_What the task asks_: Give the number of lines in the records below that include "الطريحي". Reply with that number alone.

>> Start

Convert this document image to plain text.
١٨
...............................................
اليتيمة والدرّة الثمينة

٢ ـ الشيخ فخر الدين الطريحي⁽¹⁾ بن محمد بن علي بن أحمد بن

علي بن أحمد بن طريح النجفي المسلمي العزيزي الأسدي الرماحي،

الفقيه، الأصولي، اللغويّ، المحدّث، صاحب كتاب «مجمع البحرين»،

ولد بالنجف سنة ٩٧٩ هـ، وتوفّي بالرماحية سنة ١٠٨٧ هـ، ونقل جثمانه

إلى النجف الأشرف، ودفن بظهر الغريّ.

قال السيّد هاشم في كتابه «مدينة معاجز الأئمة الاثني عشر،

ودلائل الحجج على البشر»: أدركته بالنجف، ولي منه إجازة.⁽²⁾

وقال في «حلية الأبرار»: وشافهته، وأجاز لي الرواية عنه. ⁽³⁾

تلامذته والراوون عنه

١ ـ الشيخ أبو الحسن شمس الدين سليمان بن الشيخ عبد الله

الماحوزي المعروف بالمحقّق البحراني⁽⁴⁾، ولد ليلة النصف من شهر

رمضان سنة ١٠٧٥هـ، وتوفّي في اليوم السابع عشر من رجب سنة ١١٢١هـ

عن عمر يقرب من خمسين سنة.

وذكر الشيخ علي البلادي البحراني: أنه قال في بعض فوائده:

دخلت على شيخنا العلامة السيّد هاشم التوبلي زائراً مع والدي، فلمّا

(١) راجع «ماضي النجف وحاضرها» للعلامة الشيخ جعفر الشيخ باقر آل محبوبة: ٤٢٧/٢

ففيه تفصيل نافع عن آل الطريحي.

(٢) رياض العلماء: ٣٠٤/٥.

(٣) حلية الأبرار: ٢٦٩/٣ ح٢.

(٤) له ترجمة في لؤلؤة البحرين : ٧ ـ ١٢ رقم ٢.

>> End

_Written response_: 2